Data entries
** Begin **

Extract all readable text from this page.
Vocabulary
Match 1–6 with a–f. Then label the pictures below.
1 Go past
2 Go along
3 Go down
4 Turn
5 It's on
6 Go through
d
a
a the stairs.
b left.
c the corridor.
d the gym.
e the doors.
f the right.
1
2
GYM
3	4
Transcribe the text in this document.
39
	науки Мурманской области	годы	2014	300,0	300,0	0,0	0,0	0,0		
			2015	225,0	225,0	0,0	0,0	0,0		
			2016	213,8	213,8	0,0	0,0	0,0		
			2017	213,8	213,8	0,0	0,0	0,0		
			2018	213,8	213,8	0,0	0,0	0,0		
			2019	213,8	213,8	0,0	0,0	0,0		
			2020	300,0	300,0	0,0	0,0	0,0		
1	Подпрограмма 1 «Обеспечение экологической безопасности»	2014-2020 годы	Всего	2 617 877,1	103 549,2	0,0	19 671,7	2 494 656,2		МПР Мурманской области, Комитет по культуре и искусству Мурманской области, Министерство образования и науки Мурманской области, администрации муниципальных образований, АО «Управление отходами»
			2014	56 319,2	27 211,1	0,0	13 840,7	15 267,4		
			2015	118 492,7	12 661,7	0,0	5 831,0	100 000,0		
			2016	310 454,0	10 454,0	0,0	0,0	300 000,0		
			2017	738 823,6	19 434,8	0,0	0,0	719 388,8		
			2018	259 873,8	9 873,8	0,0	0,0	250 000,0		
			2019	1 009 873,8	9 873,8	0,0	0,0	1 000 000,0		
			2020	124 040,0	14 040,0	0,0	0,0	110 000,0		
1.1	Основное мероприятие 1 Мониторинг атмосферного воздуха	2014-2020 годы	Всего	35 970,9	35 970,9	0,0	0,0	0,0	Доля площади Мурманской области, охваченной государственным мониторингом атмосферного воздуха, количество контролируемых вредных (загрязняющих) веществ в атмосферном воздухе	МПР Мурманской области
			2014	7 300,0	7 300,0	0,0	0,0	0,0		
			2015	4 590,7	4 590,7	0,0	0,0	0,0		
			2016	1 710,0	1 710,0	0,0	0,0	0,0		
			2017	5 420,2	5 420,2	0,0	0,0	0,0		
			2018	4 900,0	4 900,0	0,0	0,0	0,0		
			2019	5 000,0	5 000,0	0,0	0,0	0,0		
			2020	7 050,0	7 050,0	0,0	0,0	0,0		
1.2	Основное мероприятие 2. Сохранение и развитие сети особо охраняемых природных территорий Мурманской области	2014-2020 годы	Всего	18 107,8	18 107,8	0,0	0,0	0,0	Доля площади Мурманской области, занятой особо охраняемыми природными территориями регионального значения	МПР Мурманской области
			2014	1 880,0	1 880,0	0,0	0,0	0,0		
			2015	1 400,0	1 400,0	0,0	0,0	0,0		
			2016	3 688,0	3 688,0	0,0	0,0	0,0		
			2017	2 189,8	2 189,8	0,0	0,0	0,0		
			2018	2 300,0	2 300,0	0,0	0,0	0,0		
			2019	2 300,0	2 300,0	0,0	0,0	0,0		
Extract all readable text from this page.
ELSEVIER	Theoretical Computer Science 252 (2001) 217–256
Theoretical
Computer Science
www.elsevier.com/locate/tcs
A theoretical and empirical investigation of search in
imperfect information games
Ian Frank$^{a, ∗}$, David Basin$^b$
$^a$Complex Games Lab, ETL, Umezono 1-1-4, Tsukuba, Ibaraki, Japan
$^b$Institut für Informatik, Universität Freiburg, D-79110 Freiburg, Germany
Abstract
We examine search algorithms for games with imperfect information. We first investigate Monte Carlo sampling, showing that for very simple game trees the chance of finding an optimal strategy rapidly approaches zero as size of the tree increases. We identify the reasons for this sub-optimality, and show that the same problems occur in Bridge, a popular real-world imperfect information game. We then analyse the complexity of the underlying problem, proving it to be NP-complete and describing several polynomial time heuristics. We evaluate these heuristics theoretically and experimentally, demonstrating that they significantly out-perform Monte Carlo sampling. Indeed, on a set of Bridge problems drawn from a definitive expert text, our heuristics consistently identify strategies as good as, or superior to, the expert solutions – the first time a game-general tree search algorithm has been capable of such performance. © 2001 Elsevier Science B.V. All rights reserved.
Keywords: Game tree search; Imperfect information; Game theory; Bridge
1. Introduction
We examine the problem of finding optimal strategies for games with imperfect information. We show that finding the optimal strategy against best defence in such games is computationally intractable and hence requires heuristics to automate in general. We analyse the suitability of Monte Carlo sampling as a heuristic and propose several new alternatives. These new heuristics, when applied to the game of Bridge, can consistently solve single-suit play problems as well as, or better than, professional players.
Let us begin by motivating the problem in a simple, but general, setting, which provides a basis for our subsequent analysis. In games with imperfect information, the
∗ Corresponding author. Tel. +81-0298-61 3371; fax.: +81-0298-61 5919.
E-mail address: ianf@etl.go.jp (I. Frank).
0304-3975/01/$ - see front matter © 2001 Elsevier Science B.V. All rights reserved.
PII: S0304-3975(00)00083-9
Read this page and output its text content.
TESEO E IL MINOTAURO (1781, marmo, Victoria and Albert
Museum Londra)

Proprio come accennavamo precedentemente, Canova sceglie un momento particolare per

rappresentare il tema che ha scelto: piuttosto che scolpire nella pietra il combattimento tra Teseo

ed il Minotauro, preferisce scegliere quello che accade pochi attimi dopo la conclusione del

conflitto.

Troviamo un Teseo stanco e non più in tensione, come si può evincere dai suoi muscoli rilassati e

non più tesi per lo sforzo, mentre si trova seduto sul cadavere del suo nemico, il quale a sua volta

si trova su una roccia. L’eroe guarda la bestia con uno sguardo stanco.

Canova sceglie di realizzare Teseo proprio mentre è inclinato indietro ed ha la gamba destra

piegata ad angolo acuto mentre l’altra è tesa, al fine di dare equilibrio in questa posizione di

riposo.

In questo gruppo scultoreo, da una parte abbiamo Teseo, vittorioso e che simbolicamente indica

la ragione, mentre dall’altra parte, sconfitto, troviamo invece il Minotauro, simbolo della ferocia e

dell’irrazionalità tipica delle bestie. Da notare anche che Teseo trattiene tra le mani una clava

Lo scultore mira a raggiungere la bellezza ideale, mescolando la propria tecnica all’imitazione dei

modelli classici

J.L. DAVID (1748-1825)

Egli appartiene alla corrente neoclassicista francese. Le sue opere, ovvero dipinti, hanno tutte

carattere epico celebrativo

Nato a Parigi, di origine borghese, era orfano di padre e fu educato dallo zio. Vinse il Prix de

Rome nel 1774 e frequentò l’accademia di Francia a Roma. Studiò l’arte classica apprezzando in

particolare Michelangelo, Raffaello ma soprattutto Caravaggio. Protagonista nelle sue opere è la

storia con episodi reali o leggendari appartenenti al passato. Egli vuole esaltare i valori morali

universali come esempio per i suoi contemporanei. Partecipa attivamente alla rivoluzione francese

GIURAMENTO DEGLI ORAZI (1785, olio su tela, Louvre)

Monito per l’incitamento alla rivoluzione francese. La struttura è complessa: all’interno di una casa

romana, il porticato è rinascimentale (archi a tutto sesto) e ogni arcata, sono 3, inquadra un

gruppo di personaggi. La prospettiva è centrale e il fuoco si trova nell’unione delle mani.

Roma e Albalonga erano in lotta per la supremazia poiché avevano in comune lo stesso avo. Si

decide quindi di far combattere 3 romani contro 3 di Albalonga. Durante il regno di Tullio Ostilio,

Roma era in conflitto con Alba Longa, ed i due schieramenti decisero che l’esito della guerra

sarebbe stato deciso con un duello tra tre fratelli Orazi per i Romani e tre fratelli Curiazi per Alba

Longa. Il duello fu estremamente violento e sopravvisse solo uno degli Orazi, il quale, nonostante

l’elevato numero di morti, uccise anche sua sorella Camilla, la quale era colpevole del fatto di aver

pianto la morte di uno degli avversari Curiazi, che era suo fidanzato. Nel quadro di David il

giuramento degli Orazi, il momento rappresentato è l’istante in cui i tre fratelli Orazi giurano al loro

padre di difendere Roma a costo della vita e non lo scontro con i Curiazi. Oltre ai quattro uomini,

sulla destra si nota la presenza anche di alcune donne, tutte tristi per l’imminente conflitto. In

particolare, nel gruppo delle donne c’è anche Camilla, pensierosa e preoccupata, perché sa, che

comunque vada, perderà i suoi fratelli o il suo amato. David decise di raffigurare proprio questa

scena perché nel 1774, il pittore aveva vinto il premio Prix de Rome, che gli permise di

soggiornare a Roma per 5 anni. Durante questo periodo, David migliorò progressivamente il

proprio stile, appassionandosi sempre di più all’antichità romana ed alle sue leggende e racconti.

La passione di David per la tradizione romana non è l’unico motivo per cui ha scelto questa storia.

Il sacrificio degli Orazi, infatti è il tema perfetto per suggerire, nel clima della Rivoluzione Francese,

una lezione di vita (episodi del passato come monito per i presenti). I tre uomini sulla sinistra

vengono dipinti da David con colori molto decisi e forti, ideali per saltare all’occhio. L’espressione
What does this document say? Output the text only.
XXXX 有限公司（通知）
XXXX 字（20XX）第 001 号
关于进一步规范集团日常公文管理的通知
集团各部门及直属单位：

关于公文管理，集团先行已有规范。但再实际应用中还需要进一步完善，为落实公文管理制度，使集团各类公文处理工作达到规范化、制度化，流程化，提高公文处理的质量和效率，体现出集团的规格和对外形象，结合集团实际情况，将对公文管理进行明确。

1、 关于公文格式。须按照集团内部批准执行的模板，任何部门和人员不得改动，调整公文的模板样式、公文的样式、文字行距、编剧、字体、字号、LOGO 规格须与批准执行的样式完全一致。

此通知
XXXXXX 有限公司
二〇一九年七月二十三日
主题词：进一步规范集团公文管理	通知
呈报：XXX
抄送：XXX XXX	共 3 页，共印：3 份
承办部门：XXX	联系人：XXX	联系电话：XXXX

** End **

-- TASK DETAILS --
From the line with "What does this" to the last line of the material, give every line again exactly, and only those lines.

-- TASK OUTPUT --
What does this document say? Output the text only.
XXXX 有限公司（通知）
XXXX 字（20XX）第 001 号
关于进一步规范集团日常公文管理的通知
集团各部门及直属单位：

关于公文管理，集团先行已有规范。但再实际应用中还需要进一步完善，为落实公文管理制度，使集团各类公文处理工作达到规范化、制度化，流程化，提高公文处理的质量和效率，体现出集团的规格和对外形象，结合集团实际情况，将对公文管理进行明确。

1、 关于公文格式。须按照集团内部批准执行的模板，任何部门和人员不得改动，调整公文的模板样式、公文的样式、文字行距、编剧、字体、字号、LOGO 规格须与批准执行的样式完全一致。

此通知
XXXXXX 有限公司
二〇一九年七月二十三日
主题词：进一步规范集团公文管理	通知
呈报：XXX
抄送：XXX XXX	共 3 页，共印：3 份
承办部门：XXX	联系人：XXX	联系电话：XXXX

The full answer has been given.